**GOAL OF THE EXERCISE**
Return every line of the data below that includes the string "Kong".

**RECORDS TO PROCESS**
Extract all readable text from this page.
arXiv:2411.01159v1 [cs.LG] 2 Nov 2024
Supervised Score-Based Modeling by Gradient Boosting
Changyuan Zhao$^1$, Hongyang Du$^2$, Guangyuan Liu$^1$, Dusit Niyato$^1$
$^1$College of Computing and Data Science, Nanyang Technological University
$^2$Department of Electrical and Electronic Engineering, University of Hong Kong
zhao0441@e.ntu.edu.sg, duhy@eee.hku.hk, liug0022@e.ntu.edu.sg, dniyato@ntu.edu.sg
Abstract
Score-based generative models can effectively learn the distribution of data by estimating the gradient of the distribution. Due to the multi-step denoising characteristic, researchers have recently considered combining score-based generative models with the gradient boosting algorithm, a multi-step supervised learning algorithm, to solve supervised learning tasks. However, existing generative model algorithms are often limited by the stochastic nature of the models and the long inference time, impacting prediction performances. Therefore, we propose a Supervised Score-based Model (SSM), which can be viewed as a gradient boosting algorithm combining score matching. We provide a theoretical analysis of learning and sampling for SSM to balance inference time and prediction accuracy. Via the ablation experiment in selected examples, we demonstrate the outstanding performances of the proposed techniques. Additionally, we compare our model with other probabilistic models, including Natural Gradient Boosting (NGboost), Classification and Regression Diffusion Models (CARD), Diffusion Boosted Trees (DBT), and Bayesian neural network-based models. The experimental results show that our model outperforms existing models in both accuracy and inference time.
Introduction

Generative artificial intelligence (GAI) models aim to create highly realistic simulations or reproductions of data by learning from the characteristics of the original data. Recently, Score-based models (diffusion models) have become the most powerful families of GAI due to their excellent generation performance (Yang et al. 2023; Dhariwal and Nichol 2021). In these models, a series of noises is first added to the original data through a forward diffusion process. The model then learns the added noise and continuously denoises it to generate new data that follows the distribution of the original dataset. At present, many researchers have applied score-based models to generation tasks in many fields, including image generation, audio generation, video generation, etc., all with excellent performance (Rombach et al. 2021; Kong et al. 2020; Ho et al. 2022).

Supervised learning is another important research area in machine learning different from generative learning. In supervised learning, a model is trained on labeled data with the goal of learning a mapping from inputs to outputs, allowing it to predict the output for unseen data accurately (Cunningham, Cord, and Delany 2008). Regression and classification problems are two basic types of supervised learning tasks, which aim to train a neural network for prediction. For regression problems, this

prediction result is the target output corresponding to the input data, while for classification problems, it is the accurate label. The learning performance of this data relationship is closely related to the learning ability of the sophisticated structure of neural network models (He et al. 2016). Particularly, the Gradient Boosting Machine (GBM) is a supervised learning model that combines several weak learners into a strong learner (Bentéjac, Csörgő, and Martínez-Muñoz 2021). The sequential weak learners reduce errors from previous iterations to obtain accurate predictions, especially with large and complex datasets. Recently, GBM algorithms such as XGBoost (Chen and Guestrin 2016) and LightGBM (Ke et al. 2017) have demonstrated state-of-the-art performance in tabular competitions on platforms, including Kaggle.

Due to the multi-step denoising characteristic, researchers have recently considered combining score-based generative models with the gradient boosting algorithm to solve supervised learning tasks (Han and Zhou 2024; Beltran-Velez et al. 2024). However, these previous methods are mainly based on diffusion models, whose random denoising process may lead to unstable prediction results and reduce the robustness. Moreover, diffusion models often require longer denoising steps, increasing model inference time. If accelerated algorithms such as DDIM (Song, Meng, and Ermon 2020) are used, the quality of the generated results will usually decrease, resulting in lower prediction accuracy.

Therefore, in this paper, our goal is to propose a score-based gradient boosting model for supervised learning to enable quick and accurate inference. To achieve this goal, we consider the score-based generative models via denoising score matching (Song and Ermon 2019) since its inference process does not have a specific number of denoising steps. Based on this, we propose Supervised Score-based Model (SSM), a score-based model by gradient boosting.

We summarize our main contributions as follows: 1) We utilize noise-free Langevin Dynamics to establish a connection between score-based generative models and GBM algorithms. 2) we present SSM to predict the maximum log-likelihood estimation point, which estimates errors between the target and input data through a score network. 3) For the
---
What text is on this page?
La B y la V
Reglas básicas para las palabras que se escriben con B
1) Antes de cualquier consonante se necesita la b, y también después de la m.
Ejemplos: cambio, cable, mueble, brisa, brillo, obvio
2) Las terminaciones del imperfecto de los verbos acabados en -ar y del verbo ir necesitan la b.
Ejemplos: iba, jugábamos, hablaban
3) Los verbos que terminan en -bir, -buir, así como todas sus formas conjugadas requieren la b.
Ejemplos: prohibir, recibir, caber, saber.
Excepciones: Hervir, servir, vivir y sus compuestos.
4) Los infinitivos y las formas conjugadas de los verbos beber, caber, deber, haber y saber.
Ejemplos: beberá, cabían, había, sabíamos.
* * *
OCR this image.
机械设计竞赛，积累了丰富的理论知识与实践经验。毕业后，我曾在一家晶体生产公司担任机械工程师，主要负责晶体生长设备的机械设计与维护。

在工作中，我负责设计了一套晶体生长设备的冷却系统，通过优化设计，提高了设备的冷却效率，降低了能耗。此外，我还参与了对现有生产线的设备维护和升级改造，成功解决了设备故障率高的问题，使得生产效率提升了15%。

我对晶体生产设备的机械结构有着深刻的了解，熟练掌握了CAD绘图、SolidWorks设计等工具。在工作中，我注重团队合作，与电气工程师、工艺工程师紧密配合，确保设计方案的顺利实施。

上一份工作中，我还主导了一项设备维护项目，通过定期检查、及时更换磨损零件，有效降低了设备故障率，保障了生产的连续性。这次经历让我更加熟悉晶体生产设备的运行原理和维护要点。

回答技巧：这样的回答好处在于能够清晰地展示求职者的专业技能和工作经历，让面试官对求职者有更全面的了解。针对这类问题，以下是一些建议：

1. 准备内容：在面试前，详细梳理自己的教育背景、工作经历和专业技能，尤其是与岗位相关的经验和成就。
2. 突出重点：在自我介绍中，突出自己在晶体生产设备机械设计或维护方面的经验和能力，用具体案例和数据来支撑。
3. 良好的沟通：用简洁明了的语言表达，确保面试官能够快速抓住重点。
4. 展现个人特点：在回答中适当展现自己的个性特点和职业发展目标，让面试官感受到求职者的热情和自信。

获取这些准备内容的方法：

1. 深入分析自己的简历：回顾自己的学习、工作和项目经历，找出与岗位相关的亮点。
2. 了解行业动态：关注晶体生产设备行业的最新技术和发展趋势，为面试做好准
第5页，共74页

**ANSWER TO THIS EXERCISE**
$^2$Department of Electrical and Electronic Engineering, University of Hong Kong
Generative artificial intelligence (GAI) models aim to create highly realistic simulations or reproductions of data by learning from the characteristics of the original data. Recently, Score-based models (diffusion models) have become the most powerful families of GAI due to their excellent generation performance (Yang et al. 2023; Dhariwal and Nichol 2021). In these models, a series of noises is first added to the original data through a forward diffusion process. The model then learns the added noise and continuously denoises it to generate new data that follows the distribution of the original dataset. At present, many researchers have applied score-based models to generation tasks in many fields, including image generation, audio generation, video generation, etc., all with excellent performance (Rombach et al. 2021; Kong et al. 2020; Ho et al. 2022).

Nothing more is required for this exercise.